**** PAGINAFRAGMENT ****

Twee maanden geleden gaf ik een presentatie tijdens het Jonge Balie Congres in het mooie Rembrandt Theater in Arnhem. Nostalgie voor mij, want toen ik acht jaar oud was, zag ik in dit theater ‘Pippi Langkous en de piraten’.
Ik was erg benieuwd om van jonge beginnende advocaten te vernemen wat hun positie is ten aanzien van juridische innovatie en legal tech. Van partners binnen advocatenkantoren hoor ik vaak dat innovatie meer iets voor ‘de jeugd’ is. De jeugd is immers met digitalisering opgegroeid.
Mijn gechargeerde reactie is dan altijd dat de jeugd deze digitalisering-skills wel afleert op de rechtenfaculteit. Er lijkt immers geen plaats voor de ontwikkeling van deze digitale skillset in de opleiding.
Geponeerde stelling
De stelling die ik poneerde op het congres was: ‘De advocaat van de toekomst moet zijn praktijk inrichten met behulp van legal tech’. Ik moet eerlijk bekennen dat ik geschokt was toen bleek dat van de honderd aanwezige jonge advocaten er slechts twee het met mij eens waren.
Uit nadere inspectie bleek dat deze lage score vooral gebaseerd was op onbekendheid met de term ‘legal tech’ en de toepassing ervan. Na een uitgebreidere toelichting, en enkele concrete voorbeelden te hebben gegeven, liet een hernieuwde stemming zien dat vijftig van de jonge advocaten het eens waren met de stelling.
Deze ervaring bevestigde mijn beeld: jonge advocaten groeien wel op met digitalisering, maar leren dit niet te vertalen naar hun eigen vak. Het feit dat de term legal tech onbekend was, bevestigt dat op de universiteiten het onderwerp nauwelijks aandacht krijgt.
Aangenaam verrast
Vorige week werd ik aangenaam verrast tijdens het congres van de International Bar Association (IBA) in Amsterdam. Toen ik daar de aanwezige senior advocaten dezelfde stelling voorlegde, bleek 75 procent het eens te zijn. Hoe kan het dan toch dat legal tech nog maar mondjesmaat wordt toegepast?

****

(OPDRACHT 1)
Schrijf alle rijen uit de dataset hieronder woord voor woord over.

**** BESCHIKBARE GEGEVENS ****

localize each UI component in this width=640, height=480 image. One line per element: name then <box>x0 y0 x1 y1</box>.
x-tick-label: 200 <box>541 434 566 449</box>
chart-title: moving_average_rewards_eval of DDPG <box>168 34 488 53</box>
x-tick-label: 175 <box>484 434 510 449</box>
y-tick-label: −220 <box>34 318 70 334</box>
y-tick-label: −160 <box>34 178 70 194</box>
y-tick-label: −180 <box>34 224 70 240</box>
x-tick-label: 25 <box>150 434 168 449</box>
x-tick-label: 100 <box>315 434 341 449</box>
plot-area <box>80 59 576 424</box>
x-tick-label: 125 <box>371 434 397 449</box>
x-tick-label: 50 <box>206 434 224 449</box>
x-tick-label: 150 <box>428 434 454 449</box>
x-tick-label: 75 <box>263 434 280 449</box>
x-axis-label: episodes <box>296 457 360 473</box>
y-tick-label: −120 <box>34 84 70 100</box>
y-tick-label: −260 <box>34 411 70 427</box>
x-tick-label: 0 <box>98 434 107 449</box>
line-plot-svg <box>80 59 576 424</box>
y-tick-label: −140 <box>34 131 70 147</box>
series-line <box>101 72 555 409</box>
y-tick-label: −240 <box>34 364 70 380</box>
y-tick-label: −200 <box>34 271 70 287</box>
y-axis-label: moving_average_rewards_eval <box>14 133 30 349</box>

****

(OPDRACHT 2)
Citeer uit de tekst over legal tech het stuk dat begint bij "Mijn gechargeerde reactie" en doorloopt tot en met "mij eens waren.".

(RESULTAAT 1)
localize each UI component in this width=640, height=480 image. One line per element: name then <box>x0 y0 x1 y1</box>.
x-tick-label: 200 <box>541 434 566 449</box>
chart-title: moving_average_rewards_eval of DDPG <box>168 34 488 53</box>
x-tick-label: 175 <box>484 434 510 449</box>
y-tick-label: −220 <box>34 318 70 334</box>
y-tick-label: −160 <box>34 178 70 194</box>
y-tick-label: −180 <box>34 224 70 240</box>
x-tick-label: 25 <box>150 434 168 449</box>
x-tick-label: 100 <box>315 434 341 449</box>
plot-area <box>80 59 576 424</box>
x-tick-label: 125 <box>371 434 397 449</box>
x-tick-label: 50 <box>206 434 224 449</box>
x-tick-label: 150 <box>428 434 454 449</box>
x-tick-label: 75 <box>263 434 280 449</box>
x-axis-label: episodes <box>296 457 360 473</box>
y-tick-label: −120 <box>34 84 70 100</box>
y-tick-label: −260 <box>34 411 70 427</box>
x-tick-label: 0 <box>98 434 107 449</box>
line-plot-svg <box>80 59 576 424</box>
y-tick-label: −140 <box>34 131 70 147</box>
series-line <box>101 72 555 409</box>
y-tick-label: −240 <box>34 364 70 380</box>
y-tick-label: −200 <box>34 271 70 287</box>
y-axis-label: moving_average_rewards_eval <box>14 133 30 349</box>

(RESULTAAT 2)
Mijn gechargeerde reactie is dan altijd dat de jeugd deze digitalisering-skills wel afleert op de rechtenfaculteit. Er lijkt immers geen plaats voor de ontwikkeling van deze digitale skillset in de opleiding.
Geponeerde stelling
De stelling die ik poneerde op het congres was: ‘De advocaat van de toekomst moet zijn praktijk inrichten met behulp van legal tech’. Ik moet eerlijk bekennen dat ik geschokt was toen bleek dat van de honderd aanwezige jonge advocaten er slechts twee het met mij eens waren.